Data lines:
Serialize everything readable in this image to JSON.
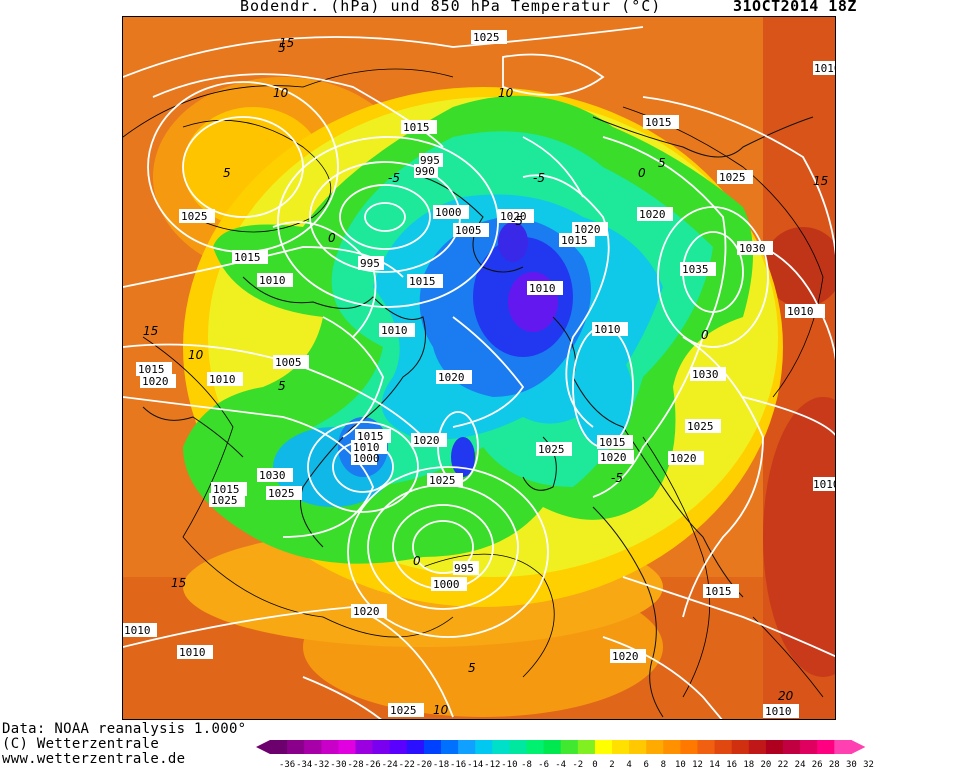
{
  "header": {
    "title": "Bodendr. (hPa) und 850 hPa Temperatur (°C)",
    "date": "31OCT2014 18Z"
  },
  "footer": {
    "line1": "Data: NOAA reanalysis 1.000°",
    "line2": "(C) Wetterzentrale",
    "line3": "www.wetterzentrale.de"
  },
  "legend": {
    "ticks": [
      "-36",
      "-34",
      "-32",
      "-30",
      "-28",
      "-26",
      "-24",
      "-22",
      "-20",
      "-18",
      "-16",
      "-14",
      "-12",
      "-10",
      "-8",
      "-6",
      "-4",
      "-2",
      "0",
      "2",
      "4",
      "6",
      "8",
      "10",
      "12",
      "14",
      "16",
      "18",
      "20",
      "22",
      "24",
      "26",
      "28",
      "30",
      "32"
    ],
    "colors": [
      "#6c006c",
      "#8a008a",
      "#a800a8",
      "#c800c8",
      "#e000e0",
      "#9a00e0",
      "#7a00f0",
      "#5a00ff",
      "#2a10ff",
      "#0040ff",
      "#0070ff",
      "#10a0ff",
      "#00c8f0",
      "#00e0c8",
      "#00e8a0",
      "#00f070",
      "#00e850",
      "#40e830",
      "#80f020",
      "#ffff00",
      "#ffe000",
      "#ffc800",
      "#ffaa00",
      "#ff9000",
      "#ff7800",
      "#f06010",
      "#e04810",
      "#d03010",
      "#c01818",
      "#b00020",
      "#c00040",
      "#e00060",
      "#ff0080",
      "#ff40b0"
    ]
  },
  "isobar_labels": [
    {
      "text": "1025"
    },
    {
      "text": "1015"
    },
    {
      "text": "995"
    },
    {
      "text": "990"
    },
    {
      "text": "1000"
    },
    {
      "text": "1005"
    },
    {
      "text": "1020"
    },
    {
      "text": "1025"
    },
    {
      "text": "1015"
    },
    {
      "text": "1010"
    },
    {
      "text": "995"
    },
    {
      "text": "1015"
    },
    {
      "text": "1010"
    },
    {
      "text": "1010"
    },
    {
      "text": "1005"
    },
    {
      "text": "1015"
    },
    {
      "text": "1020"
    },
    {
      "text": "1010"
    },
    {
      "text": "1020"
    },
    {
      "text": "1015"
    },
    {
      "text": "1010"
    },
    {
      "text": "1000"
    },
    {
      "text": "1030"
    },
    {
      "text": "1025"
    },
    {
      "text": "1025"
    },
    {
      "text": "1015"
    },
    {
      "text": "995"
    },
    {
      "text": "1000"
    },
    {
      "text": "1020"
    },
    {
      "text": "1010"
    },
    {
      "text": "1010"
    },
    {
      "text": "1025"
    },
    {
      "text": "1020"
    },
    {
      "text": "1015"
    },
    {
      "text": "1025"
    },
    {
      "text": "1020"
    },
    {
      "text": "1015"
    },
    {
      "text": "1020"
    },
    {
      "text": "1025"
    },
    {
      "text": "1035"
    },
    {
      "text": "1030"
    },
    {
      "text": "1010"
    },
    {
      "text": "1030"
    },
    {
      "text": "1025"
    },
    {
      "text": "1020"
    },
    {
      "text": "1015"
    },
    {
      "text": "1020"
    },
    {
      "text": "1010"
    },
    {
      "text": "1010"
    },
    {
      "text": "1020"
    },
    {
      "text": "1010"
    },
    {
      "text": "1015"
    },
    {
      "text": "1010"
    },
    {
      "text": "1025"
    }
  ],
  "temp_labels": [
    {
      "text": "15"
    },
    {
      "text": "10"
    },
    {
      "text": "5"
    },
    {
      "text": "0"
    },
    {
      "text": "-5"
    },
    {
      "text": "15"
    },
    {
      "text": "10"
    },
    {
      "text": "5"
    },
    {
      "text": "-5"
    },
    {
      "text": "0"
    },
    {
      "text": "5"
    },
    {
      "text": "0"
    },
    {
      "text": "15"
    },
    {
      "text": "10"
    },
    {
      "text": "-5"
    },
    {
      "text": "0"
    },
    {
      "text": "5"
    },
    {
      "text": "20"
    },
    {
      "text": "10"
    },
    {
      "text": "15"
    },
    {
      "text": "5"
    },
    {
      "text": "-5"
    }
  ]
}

Problem to solve:
Pictures in the records above are not copied; print everything else exactly.

Solution for this task:
Serialize everything readable in this image to JSON.
{
  "header": {
    "title": "Bodendr. (hPa) und 850 hPa Temperatur (°C)",
    "date": "31OCT2014 18Z"
  },
  "footer": {
    "line1": "Data: NOAA reanalysis 1.000°",
    "line2": "(C) Wetterzentrale",
    "line3": "www.wetterzentrale.de"
  },
  "legend": {
    "ticks": [
      "-36",
      "-34",
      "-32",
      "-30",
      "-28",
      "-26",
      "-24",
      "-22",
      "-20",
      "-18",
      "-16",
      "-14",
      "-12",
      "-10",
      "-8",
      "-6",
      "-4",
      "-2",
      "0",
      "2",
      "4",
      "6",
      "8",
      "10",
      "12",
      "14",
      "16",
      "18",
      "20",
      "22",
      "24",
      "26",
      "28",
      "30",
      "32"
    ],
    "colors": [
      "#6c006c",
      "#8a008a",
      "#a800a8",
      "#c800c8",
      "#e000e0",
      "#9a00e0",
      "#7a00f0",
      "#5a00ff",
      "#2a10ff",
      "#0040ff",
      "#0070ff",
      "#10a0ff",
      "#00c8f0",
      "#00e0c8",
      "#00e8a0",
      "#00f070",
      "#00e850",
      "#40e830",
      "#80f020",
      "#ffff00",
      "#ffe000",
      "#ffc800",
      "#ffaa00",
      "#ff9000",
      "#ff7800",
      "#f06010",
      "#e04810",
      "#d03010",
      "#c01818",
      "#b00020",
      "#c00040",
      "#e00060",
      "#ff0080",
      "#ff40b0"
    ]
  },
  "isobar_labels": [
    {
      "text": "1025"
    },
    {
      "text": "1015"
    },
    {
      "text": "995"
    },
    {
      "text": "990"
    },
    {
      "text": "1000"
    },
    {
      "text": "1005"
    },
    {
      "text": "1020"
    },
    {
      "text": "1025"
    },
    {
      "text": "1015"
    },
    {
      "text": "1010"
    },
    {
      "text": "995"
    },
    {
      "text": "1015"
    },
    {
      "text": "1010"
    },
    {
      "text": "1010"
    },
    {
      "text": "1005"
    },
    {
      "text": "1015"
    },
    {
      "text": "1020"
    },
    {
      "text": "1010"
    },
    {
      "text": "1020"
    },
    {
      "text": "1015"
    },
    {
      "text": "1010"
    },
    {
      "text": "1000"
    },
    {
      "text": "1030"
    },
    {
      "text": "1025"
    },
    {
      "text": "1025"
    },
    {
      "text": "1015"
    },
    {
      "text": "995"
    },
    {
      "text": "1000"
    },
    {
      "text": "1020"
    },
    {
      "text": "1010"
    },
    {
      "text": "1010"
    },
    {
      "text": "1025"
    },
    {
      "text": "1020"
    },
    {
      "text": "1015"
    },
    {
      "text": "1025"
    },
    {
      "text": "1020"
    },
    {
      "text": "1015"
    },
    {
      "text": "1020"
    },
    {
      "text": "1025"
    },
    {
      "text": "1035"
    },
    {
      "text": "1030"
    },
    {
      "text": "1010"
    },
    {
      "text": "1030"
    },
    {
      "text": "1025"
    },
    {
      "text": "1020"
    },
    {
      "text": "1015"
    },
    {
      "text": "1020"
    },
    {
      "text": "1010"
    },
    {
      "text": "1010"
    },
    {
      "text": "1020"
    },
    {
      "text": "1010"
    },
    {
      "text": "1015"
    },
    {
      "text": "1010"
    },
    {
      "text": "1025"
    }
  ],
  "temp_labels": [
    {
      "text": "15"
    },
    {
      "text": "10"
    },
    {
      "text": "5"
    },
    {
      "text": "0"
    },
    {
      "text": "-5"
    },
    {
      "text": "15"
    },
    {
      "text": "10"
    },
    {
      "text": "5"
    },
    {
      "text": "-5"
    },
    {
      "text": "0"
    },
    {
      "text": "5"
    },
    {
      "text": "0"
    },
    {
      "text": "15"
    },
    {
      "text": "10"
    },
    {
      "text": "-5"
    },
    {
      "text": "0"
    },
    {
      "text": "5"
    },
    {
      "text": "20"
    },
    {
      "text": "10"
    },
    {
      "text": "15"
    },
    {
      "text": "5"
    },
    {
      "text": "-5"
    }
  ]
}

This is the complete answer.